_SET TASK_
Each record is to be printed again precisely as it reads.

_DATA SUPPLIED_

************

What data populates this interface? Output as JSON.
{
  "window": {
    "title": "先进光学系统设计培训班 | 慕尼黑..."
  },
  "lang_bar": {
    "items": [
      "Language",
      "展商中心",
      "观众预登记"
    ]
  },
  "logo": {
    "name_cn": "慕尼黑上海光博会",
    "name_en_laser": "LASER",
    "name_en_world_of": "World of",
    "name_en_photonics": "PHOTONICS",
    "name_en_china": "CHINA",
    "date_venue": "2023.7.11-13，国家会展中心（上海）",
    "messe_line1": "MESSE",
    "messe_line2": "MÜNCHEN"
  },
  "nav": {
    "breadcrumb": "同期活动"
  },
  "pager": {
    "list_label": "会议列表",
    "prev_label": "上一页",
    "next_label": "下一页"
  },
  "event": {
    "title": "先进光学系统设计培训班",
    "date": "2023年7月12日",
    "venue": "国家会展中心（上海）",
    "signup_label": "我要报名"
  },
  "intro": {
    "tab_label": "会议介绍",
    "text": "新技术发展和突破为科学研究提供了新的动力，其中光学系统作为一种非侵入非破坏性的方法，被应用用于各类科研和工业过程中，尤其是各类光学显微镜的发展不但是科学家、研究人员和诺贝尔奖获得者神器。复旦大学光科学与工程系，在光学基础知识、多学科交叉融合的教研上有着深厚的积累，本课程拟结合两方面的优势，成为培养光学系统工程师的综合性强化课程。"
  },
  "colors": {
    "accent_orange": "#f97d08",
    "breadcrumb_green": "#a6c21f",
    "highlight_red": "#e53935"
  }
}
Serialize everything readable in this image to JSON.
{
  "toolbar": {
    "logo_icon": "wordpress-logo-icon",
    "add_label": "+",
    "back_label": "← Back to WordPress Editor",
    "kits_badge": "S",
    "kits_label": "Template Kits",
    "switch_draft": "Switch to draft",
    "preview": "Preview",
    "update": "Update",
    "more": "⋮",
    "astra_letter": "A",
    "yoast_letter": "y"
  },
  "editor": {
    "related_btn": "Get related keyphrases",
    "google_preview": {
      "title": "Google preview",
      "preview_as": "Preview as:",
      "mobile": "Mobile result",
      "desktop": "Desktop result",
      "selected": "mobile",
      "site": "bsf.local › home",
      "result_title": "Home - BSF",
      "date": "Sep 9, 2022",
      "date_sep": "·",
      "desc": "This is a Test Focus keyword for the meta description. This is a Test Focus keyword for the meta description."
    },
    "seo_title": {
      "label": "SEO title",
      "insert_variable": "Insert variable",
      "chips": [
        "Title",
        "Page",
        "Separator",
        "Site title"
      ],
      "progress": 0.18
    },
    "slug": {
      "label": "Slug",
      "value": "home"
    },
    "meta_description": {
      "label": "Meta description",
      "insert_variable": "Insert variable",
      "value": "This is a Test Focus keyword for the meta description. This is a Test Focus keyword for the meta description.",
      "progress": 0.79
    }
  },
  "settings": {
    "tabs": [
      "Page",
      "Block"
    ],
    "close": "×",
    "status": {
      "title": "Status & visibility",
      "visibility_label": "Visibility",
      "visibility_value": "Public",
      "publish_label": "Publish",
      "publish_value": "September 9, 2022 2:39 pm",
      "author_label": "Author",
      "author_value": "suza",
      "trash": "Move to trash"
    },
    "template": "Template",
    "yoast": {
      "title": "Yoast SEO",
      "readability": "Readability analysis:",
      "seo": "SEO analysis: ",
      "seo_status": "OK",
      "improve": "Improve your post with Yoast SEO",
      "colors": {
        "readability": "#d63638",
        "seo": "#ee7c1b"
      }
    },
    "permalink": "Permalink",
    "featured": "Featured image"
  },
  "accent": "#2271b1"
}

************

_SOLUTION FOR THIS PROBLEM_
What data populates this interface? Output as JSON.
{
  "window": {
    "title": "先进光学系统设计培训班 | 慕尼黑..."
  },
  "lang_bar": {
    "items": [
      "Language",
      "展商中心",
      "观众预登记"
    ]
  },
  "logo": {
    "name_cn": "慕尼黑上海光博会",
    "name_en_laser": "LASER",
    "name_en_world_of": "World of",
    "name_en_photonics": "PHOTONICS",
    "name_en_china": "CHINA",
    "date_venue": "2023.7.11-13，国家会展中心（上海）",
    "messe_line1": "MESSE",
    "messe_line2": "MÜNCHEN"
  },
  "nav": {
    "breadcrumb": "同期活动"
  },
  "pager": {
    "list_label": "会议列表",
    "prev_label": "上一页",
    "next_label": "下一页"
  },
  "event": {
    "title": "先进光学系统设计培训班",
    "date": "2023年7月12日",
    "venue": "国家会展中心（上海）",
    "signup_label": "我要报名"
  },
  "intro": {
    "tab_label": "会议介绍",
    "text": "新技术发展和突破为科学研究提供了新的动力，其中光学系统作为一种非侵入非破坏性的方法，被应用用于各类科研和工业过程中，尤其是各类光学显微镜的发展不但是科学家、研究人员和诺贝尔奖获得者神器。复旦大学光科学与工程系，在光学基础知识、多学科交叉融合的教研上有着深厚的积累，本课程拟结合两方面的优势，成为培养光学系统工程师的综合性强化课程。"
  },
  "colors": {
    "accent_orange": "#f97d08",
    "breadcrumb_green": "#a6c21f",
    "highlight_red": "#e53935"
  }
}
Serialize everything readable in this image to JSON.
{
  "toolbar": {
    "logo_icon": "wordpress-logo-icon",
    "add_label": "+",
    "back_label": "← Back to WordPress Editor",
    "kits_badge": "S",
    "kits_label": "Template Kits",
    "switch_draft": "Switch to draft",
    "preview": "Preview",
    "update": "Update",
    "more": "⋮",
    "astra_letter": "A",
    "yoast_letter": "y"
  },
  "editor": {
    "related_btn": "Get related keyphrases",
    "google_preview": {
      "title": "Google preview",
      "preview_as": "Preview as:",
      "mobile": "Mobile result",
      "desktop": "Desktop result",
      "selected": "mobile",
      "site": "bsf.local › home",
      "result_title": "Home - BSF",
      "date": "Sep 9, 2022",
      "date_sep": "·",
      "desc": "This is a Test Focus keyword for the meta description. This is a Test Focus keyword for the meta description."
    },
    "seo_title": {
      "label": "SEO title",
      "insert_variable": "Insert variable",
      "chips": [
        "Title",
        "Page",
        "Separator",
        "Site title"
      ],
      "progress": 0.18
    },
    "slug": {
      "label": "Slug",
      "value": "home"
    },
    "meta_description": {
      "label": "Meta description",
      "insert_variable": "Insert variable",
      "value": "This is a Test Focus keyword for the meta description. This is a Test Focus keyword for the meta description.",
      "progress": 0.79
    }
  },
  "settings": {
    "tabs": [
      "Page",
      "Block"
    ],
    "close": "×",
    "status": {
      "title": "Status & visibility",
      "visibility_label": "Visibility",
      "visibility_value": "Public",
      "publish_label": "Publish",
      "publish_value": "September 9, 2022 2:39 pm",
      "author_label": "Author",
      "author_value": "suza",
      "trash": "Move to trash"
    },
    "template": "Template",
    "yoast": {
      "title": "Yoast SEO",
      "readability": "Readability analysis:",
      "seo": "SEO analysis: ",
      "seo_status": "OK",
      "improve": "Improve your post with Yoast SEO",
      "colors": {
        "readability": "#d63638",
        "seo": "#ee7c1b"
      }
    },
    "permalink": "Permalink",
    "featured": "Featured image"
  },
  "accent": "#2271b1"
}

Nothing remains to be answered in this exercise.